(DATASET):
......

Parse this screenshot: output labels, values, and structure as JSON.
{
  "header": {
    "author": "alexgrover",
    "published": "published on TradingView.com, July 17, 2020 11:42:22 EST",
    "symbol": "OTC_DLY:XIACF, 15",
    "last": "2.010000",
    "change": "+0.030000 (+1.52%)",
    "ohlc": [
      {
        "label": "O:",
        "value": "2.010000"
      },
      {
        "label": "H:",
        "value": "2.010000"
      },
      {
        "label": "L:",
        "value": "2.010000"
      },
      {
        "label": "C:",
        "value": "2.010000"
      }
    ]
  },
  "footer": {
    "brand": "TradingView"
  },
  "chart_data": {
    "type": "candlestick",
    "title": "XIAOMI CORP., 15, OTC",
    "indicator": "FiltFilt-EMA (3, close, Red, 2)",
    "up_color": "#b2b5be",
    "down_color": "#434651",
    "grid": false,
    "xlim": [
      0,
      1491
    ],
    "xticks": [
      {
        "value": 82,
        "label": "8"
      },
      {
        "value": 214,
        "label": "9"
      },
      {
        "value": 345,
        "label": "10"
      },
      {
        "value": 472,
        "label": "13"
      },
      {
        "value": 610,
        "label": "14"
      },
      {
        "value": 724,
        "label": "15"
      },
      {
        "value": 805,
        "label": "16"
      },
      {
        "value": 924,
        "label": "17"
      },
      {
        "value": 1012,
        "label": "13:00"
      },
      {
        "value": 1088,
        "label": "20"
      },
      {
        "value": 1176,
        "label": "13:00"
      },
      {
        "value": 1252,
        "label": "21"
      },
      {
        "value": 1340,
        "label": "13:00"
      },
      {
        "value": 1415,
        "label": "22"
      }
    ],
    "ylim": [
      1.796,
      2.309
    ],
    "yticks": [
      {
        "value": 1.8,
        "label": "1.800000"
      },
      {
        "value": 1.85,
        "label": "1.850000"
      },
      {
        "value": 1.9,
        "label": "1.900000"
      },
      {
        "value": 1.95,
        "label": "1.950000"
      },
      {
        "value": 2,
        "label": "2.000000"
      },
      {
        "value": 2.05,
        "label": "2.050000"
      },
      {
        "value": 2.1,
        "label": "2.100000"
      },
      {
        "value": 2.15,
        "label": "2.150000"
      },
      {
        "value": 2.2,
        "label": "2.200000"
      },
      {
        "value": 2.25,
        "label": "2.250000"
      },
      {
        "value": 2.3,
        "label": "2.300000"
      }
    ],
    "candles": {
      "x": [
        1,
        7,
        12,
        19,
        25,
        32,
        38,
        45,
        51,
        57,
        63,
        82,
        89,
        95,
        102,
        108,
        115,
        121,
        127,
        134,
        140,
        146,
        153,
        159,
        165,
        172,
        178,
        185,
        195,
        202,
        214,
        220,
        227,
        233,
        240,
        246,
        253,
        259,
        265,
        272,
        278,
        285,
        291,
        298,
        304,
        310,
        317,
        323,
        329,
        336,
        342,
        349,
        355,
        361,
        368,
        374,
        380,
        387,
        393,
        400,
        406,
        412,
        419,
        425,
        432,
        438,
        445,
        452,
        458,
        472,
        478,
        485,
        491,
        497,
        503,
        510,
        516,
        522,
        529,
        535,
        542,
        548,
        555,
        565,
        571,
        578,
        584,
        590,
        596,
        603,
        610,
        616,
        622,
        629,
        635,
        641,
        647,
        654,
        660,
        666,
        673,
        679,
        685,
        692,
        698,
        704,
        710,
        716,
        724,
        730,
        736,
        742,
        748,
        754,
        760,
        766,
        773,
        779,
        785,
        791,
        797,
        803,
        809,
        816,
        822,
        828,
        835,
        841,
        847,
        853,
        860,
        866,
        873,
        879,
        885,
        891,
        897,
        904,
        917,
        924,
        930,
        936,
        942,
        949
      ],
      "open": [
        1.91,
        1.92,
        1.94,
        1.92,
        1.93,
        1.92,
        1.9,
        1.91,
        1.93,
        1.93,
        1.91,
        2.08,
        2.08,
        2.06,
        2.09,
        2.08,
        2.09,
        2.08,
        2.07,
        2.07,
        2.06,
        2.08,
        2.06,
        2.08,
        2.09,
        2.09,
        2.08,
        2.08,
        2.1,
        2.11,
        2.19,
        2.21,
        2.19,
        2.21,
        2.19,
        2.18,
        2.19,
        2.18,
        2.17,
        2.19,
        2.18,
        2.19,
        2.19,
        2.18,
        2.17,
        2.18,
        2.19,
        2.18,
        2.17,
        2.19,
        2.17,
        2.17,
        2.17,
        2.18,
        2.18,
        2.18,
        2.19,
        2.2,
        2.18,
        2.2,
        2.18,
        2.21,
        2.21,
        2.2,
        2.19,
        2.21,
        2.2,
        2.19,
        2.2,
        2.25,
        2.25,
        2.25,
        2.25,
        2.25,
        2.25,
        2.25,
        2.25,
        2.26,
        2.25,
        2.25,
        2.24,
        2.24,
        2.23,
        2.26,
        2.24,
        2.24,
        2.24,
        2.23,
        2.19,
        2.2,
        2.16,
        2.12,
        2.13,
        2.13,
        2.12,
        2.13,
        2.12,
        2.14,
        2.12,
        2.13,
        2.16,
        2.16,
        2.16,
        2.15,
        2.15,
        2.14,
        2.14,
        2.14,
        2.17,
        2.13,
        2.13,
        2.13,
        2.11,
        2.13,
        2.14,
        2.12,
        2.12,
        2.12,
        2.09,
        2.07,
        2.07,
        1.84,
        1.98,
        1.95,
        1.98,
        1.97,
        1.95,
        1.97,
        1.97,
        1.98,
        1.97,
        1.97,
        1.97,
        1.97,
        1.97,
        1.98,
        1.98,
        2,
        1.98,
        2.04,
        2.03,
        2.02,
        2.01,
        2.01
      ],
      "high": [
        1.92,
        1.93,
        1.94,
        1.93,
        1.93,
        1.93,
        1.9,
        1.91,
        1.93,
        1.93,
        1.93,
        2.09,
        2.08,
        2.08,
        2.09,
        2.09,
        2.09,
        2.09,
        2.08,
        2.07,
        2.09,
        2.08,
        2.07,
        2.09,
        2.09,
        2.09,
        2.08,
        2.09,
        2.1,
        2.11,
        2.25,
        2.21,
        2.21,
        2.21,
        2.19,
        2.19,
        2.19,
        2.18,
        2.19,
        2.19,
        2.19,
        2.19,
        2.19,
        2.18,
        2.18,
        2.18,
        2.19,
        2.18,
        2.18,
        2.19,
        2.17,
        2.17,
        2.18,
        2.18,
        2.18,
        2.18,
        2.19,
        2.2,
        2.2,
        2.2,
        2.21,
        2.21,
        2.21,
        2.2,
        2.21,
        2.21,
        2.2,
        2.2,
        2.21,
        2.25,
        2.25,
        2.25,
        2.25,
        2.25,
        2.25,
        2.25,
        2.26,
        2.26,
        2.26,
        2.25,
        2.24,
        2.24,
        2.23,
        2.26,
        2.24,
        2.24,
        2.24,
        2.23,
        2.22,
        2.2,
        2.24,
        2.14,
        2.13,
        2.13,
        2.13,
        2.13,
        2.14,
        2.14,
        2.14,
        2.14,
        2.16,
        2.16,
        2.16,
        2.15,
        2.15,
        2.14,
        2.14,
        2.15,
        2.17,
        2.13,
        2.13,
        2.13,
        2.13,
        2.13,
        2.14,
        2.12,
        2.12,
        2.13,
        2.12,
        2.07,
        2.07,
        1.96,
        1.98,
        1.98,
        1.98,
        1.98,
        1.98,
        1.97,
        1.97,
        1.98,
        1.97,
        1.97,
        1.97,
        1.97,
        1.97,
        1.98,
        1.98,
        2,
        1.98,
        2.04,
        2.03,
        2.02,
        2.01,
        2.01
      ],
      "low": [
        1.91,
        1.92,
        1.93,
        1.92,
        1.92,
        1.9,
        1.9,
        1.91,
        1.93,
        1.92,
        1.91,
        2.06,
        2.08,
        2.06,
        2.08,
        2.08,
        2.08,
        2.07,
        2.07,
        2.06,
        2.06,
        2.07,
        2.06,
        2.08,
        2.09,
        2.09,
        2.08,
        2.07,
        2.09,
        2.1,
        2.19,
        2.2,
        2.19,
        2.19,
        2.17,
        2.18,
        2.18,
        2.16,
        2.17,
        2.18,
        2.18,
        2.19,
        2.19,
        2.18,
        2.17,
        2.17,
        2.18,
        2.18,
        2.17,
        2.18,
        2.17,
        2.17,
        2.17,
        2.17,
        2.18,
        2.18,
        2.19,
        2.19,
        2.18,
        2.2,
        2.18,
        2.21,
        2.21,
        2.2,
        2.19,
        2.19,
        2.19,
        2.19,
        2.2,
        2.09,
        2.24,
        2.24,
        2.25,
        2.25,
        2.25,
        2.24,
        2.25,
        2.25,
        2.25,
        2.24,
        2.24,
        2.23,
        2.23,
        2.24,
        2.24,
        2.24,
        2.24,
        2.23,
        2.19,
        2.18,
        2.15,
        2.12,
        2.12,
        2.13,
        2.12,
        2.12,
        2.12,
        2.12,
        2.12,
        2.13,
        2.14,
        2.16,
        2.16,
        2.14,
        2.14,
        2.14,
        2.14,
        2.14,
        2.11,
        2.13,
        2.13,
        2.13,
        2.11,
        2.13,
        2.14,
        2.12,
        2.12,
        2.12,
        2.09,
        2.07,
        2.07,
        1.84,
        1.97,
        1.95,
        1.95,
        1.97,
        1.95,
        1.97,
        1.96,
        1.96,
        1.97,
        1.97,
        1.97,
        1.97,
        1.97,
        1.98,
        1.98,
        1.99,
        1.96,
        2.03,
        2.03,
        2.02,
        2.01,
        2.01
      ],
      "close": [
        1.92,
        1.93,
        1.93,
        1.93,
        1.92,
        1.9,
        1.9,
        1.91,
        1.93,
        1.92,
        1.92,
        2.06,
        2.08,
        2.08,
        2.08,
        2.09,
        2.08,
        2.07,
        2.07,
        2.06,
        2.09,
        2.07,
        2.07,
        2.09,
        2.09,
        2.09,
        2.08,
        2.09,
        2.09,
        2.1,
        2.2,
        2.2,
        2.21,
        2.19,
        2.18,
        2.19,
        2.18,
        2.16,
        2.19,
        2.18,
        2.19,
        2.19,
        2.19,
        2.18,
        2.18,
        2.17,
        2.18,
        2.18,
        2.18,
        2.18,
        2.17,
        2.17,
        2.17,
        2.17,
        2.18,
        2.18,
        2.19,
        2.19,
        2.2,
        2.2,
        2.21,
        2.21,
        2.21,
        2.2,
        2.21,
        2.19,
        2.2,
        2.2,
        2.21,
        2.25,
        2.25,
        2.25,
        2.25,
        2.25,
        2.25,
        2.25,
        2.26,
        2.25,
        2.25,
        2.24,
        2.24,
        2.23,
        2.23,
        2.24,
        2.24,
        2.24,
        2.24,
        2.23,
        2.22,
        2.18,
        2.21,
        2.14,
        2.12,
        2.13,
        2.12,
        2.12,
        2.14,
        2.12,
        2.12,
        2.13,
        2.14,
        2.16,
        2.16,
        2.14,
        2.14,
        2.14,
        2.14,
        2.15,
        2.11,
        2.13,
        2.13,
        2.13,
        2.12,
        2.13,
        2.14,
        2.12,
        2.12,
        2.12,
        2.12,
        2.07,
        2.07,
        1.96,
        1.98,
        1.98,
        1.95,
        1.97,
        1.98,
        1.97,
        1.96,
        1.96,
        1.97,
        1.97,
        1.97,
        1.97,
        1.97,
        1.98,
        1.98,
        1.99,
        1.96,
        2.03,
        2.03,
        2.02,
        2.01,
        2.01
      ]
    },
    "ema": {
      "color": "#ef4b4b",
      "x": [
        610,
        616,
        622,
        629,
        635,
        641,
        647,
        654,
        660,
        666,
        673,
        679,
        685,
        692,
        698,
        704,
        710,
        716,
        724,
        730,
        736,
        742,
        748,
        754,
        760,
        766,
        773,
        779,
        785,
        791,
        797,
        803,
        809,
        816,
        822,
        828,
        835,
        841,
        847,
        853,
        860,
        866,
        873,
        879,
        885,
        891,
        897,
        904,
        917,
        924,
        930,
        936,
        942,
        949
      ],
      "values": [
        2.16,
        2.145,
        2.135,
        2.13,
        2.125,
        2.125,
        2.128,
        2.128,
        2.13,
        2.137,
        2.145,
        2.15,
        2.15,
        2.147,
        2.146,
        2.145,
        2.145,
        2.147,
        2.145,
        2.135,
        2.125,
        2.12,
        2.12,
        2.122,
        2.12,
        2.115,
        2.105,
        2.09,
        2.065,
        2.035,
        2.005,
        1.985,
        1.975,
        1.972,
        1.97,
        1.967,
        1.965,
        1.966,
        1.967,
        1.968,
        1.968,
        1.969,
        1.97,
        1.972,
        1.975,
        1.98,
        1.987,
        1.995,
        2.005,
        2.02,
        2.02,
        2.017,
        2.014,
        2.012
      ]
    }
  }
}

......

(WRITTEN INSTRUCTION):
Show the lines that mention the word "values".

(SOLUTION):
Parse this screenshot: output labels, values, and structure as JSON.
      "values": [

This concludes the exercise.